* _ITEMS_:
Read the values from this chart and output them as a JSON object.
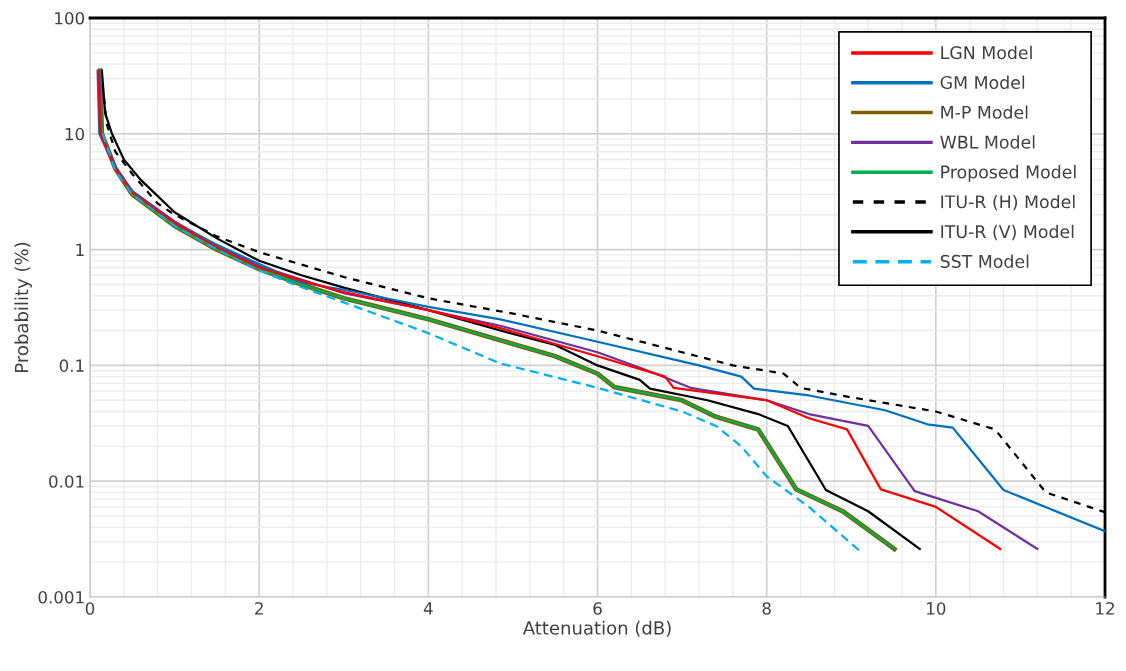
{
  "chart_data": {
    "type": "line",
    "xlabel": "Attenuation (dB)",
    "ylabel": "Probability (%)",
    "xlim": [
      0,
      12
    ],
    "xticks": [
      0,
      2,
      4,
      6,
      8,
      10,
      12
    ],
    "ylim": [
      0.001,
      100
    ],
    "yticks": [
      0.001,
      0.01,
      0.1,
      1,
      10,
      100
    ],
    "log": "y",
    "grid": true,
    "legend": "top right",
    "series": [
      {
        "name": "LGN Model",
        "color": "#ff0000",
        "line_style": "solid",
        "x": [
          0.1,
          0.12,
          0.3,
          0.5,
          1,
          1.5,
          2,
          2.5,
          3,
          4,
          4.85,
          6,
          6.8,
          6.9,
          8,
          8.5,
          8.95,
          9.35,
          10,
          10.76
        ],
        "values": [
          35,
          10,
          5,
          3.1,
          1.7,
          1.05,
          0.7,
          0.54,
          0.43,
          0.3,
          0.21,
          0.12,
          0.08,
          0.064,
          0.05,
          0.035,
          0.028,
          0.0085,
          0.006,
          0.0026
        ]
      },
      {
        "name": "GM Model",
        "color": "#0070c0",
        "line_style": "solid",
        "x": [
          0.09,
          0.11,
          0.3,
          0.5,
          1,
          1.5,
          2,
          2.5,
          3,
          3.5,
          4,
          4.85,
          6,
          7.2,
          7.7,
          7.85,
          8.5,
          9.4,
          9.9,
          10.2,
          10.8,
          12
        ],
        "values": [
          35,
          10,
          5,
          3.2,
          1.7,
          1.1,
          0.75,
          0.52,
          0.45,
          0.38,
          0.32,
          0.25,
          0.16,
          0.1,
          0.08,
          0.063,
          0.055,
          0.041,
          0.031,
          0.029,
          0.0084,
          0.0037
        ]
      },
      {
        "name": "M-P Model",
        "color": "#7f6000",
        "line_style": "solid",
        "x": [
          0.12,
          0.14,
          0.3,
          0.5,
          1,
          1.5,
          2,
          2.5,
          3,
          4,
          4.85,
          5.5,
          6,
          6.2,
          7,
          7.4,
          7.9,
          8.35,
          8.9,
          9.51
        ],
        "values": [
          35,
          10,
          5,
          3,
          1.6,
          1.0,
          0.68,
          0.5,
          0.38,
          0.25,
          0.165,
          0.12,
          0.085,
          0.065,
          0.05,
          0.036,
          0.028,
          0.0085,
          0.0055,
          0.0026
        ]
      },
      {
        "name": "WBL Model",
        "color": "#7030a0",
        "line_style": "solid",
        "x": [
          0.11,
          0.13,
          0.3,
          0.5,
          1,
          1.5,
          2,
          2.5,
          3,
          4,
          4.85,
          6,
          6.6,
          7.1,
          8,
          8.5,
          9.2,
          9.75,
          10.5,
          11.2
        ],
        "values": [
          35,
          10,
          5.2,
          3.2,
          1.75,
          1.08,
          0.72,
          0.55,
          0.42,
          0.3,
          0.22,
          0.13,
          0.09,
          0.064,
          0.05,
          0.038,
          0.03,
          0.0082,
          0.0055,
          0.0026
        ]
      },
      {
        "name": "Proposed Model",
        "color": "#00b050",
        "line_style": "solid",
        "x": [
          0.12,
          0.14,
          0.3,
          0.5,
          1,
          1.5,
          2,
          2.5,
          3,
          4,
          4.85,
          5.5,
          6,
          6.2,
          7,
          7.4,
          7.9,
          8.35,
          8.9,
          9.51
        ],
        "values": [
          35,
          10,
          5,
          3,
          1.6,
          1.0,
          0.68,
          0.5,
          0.38,
          0.25,
          0.165,
          0.12,
          0.085,
          0.065,
          0.05,
          0.036,
          0.028,
          0.0085,
          0.0055,
          0.0026
        ]
      },
      {
        "name": "ITU-R (H) Model",
        "color": "#000000",
        "line_style": "dotted",
        "x": [
          0.13,
          0.2,
          0.3,
          0.5,
          0.8,
          1,
          1.5,
          2,
          3,
          4,
          5,
          6,
          7,
          7.6,
          8.2,
          8.4,
          9,
          10,
          10.7,
          11.3,
          12
        ],
        "values": [
          35,
          12,
          7,
          4.5,
          2.5,
          2,
          1.3,
          0.95,
          0.58,
          0.38,
          0.28,
          0.2,
          0.13,
          0.1,
          0.085,
          0.064,
          0.053,
          0.04,
          0.028,
          0.008,
          0.0054
        ]
      },
      {
        "name": "ITU-R (V) Model",
        "color": "#000000",
        "line_style": "solid",
        "x": [
          0.14,
          0.18,
          0.26,
          0.4,
          0.6,
          1,
          1.5,
          2,
          2.5,
          3,
          4,
          4.85,
          5.5,
          6,
          6.5,
          6.62,
          7.3,
          7.9,
          8.25,
          8.7,
          9.2,
          9.81
        ],
        "values": [
          35,
          15,
          10,
          6,
          4,
          2.1,
          1.25,
          0.8,
          0.6,
          0.47,
          0.3,
          0.2,
          0.15,
          0.1,
          0.075,
          0.063,
          0.05,
          0.038,
          0.03,
          0.0084,
          0.0055,
          0.0026
        ]
      },
      {
        "name": "SST Model",
        "color": "#00b0f0",
        "line_style": "dashed",
        "x": [
          0.15,
          0.3,
          0.5,
          1,
          1.5,
          2,
          2.48,
          3,
          4,
          4.85,
          6,
          7,
          7.4,
          7.7,
          8,
          8.5,
          9.1
        ],
        "values": [
          10,
          4.8,
          3,
          1.6,
          1.0,
          0.66,
          0.48,
          0.35,
          0.19,
          0.104,
          0.064,
          0.04,
          0.03,
          0.02,
          0.011,
          0.006,
          0.0025
        ]
      }
    ]
  }
}
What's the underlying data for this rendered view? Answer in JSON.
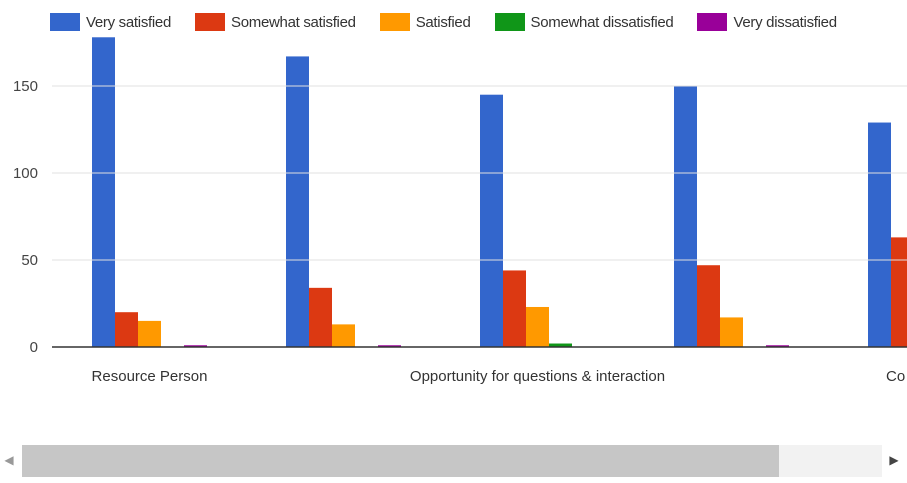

* _EXERCISE INSTRUCTIONS_: Repeat the listing above exactly, with no pictures.

* _SOLUTION TO THE PROBLEM_:
Read the values from this chart and output them as a JSON object.
{
  "chart_data": {
    "type": "line",
    "xlabel": "Attenuation (dB)",
    "ylabel": "Probability (%)",
    "xlim": [
      0,
      12
    ],
    "xticks": [
      0,
      2,
      4,
      6,
      8,
      10,
      12
    ],
    "ylim": [
      0.001,
      100
    ],
    "yticks": [
      0.001,
      0.01,
      0.1,
      1,
      10,
      100
    ],
    "log": "y",
    "grid": true,
    "legend": "top right",
    "series": [
      {
        "name": "LGN Model",
        "color": "#ff0000",
        "line_style": "solid",
        "x": [
          0.1,
          0.12,
          0.3,
          0.5,
          1,
          1.5,
          2,
          2.5,
          3,
          4,
          4.85,
          6,
          6.8,
          6.9,
          8,
          8.5,
          8.95,
          9.35,
          10,
          10.76
        ],
        "values": [
          35,
          10,
          5,
          3.1,
          1.7,
          1.05,
          0.7,
          0.54,
          0.43,
          0.3,
          0.21,
          0.12,
          0.08,
          0.064,
          0.05,
          0.035,
          0.028,
          0.0085,
          0.006,
          0.0026
        ]
      },
      {
        "name": "GM Model",
        "color": "#0070c0",
        "line_style": "solid",
        "x": [
          0.09,
          0.11,
          0.3,
          0.5,
          1,
          1.5,
          2,
          2.5,
          3,
          3.5,
          4,
          4.85,
          6,
          7.2,
          7.7,
          7.85,
          8.5,
          9.4,
          9.9,
          10.2,
          10.8,
          12
        ],
        "values": [
          35,
          10,
          5,
          3.2,
          1.7,
          1.1,
          0.75,
          0.52,
          0.45,
          0.38,
          0.32,
          0.25,
          0.16,
          0.1,
          0.08,
          0.063,
          0.055,
          0.041,
          0.031,
          0.029,
          0.0084,
          0.0037
        ]
      },
      {
        "name": "M-P Model",
        "color": "#7f6000",
        "line_style": "solid",
        "x": [
          0.12,
          0.14,
          0.3,
          0.5,
          1,
          1.5,
          2,
          2.5,
          3,
          4,
          4.85,
          5.5,
          6,
          6.2,
          7,
          7.4,
          7.9,
          8.35,
          8.9,
          9.51
        ],
        "values": [
          35,
          10,
          5,
          3,
          1.6,
          1.0,
          0.68,
          0.5,
          0.38,
          0.25,
          0.165,
          0.12,
          0.085,
          0.065,
          0.05,
          0.036,
          0.028,
          0.0085,
          0.0055,
          0.0026
        ]
      },
      {
        "name": "WBL Model",
        "color": "#7030a0",
        "line_style": "solid",
        "x": [
          0.11,
          0.13,
          0.3,
          0.5,
          1,
          1.5,
          2,
          2.5,
          3,
          4,
          4.85,
          6,
          6.6,
          7.1,
          8,
          8.5,
          9.2,
          9.75,
          10.5,
          11.2
        ],
        "values": [
          35,
          10,
          5.2,
          3.2,
          1.75,
          1.08,
          0.72,
          0.55,
          0.42,
          0.3,
          0.22,
          0.13,
          0.09,
          0.064,
          0.05,
          0.038,
          0.03,
          0.0082,
          0.0055,
          0.0026
        ]
      },
      {
        "name": "Proposed Model",
        "color": "#00b050",
        "line_style": "solid",
        "x": [
          0.12,
          0.14,
          0.3,
          0.5,
          1,
          1.5,
          2,
          2.5,
          3,
          4,
          4.85,
          5.5,
          6,
          6.2,
          7,
          7.4,
          7.9,
          8.35,
          8.9,
          9.51
        ],
        "values": [
          35,
          10,
          5,
          3,
          1.6,
          1.0,
          0.68,
          0.5,
          0.38,
          0.25,
          0.165,
          0.12,
          0.085,
          0.065,
          0.05,
          0.036,
          0.028,
          0.0085,
          0.0055,
          0.0026
        ]
      },
      {
        "name": "ITU-R (H) Model",
        "color": "#000000",
        "line_style": "dotted",
        "x": [
          0.13,
          0.2,
          0.3,
          0.5,
          0.8,
          1,
          1.5,
          2,
          3,
          4,
          5,
          6,
          7,
          7.6,
          8.2,
          8.4,
          9,
          10,
          10.7,
          11.3,
          12
        ],
        "values": [
          35,
          12,
          7,
          4.5,
          2.5,
          2,
          1.3,
          0.95,
          0.58,
          0.38,
          0.28,
          0.2,
          0.13,
          0.1,
          0.085,
          0.064,
          0.053,
          0.04,
          0.028,
          0.008,
          0.0054
        ]
      },
      {
        "name": "ITU-R (V) Model",
        "color": "#000000",
        "line_style": "solid",
        "x": [
          0.14,
          0.18,
          0.26,
          0.4,
          0.6,
          1,
          1.5,
          2,
          2.5,
          3,
          4,
          4.85,
          5.5,
          6,
          6.5,
          6.62,
          7.3,
          7.9,
          8.25,
          8.7,
          9.2,
          9.81
        ],
        "values": [
          35,
          15,
          10,
          6,
          4,
          2.1,
          1.25,
          0.8,
          0.6,
          0.47,
          0.3,
          0.2,
          0.15,
          0.1,
          0.075,
          0.063,
          0.05,
          0.038,
          0.03,
          0.0084,
          0.0055,
          0.0026
        ]
      },
      {
        "name": "SST Model",
        "color": "#00b0f0",
        "line_style": "dashed",
        "x": [
          0.15,
          0.3,
          0.5,
          1,
          1.5,
          2,
          2.48,
          3,
          4,
          4.85,
          6,
          7,
          7.4,
          7.7,
          8,
          8.5,
          9.1
        ],
        "values": [
          10,
          4.8,
          3,
          1.6,
          1.0,
          0.66,
          0.48,
          0.35,
          0.19,
          0.104,
          0.064,
          0.04,
          0.03,
          0.02,
          0.011,
          0.006,
          0.0025
        ]
      }
    ]
  }
}
What's the underlying data for this rendered view? Answer in JSON.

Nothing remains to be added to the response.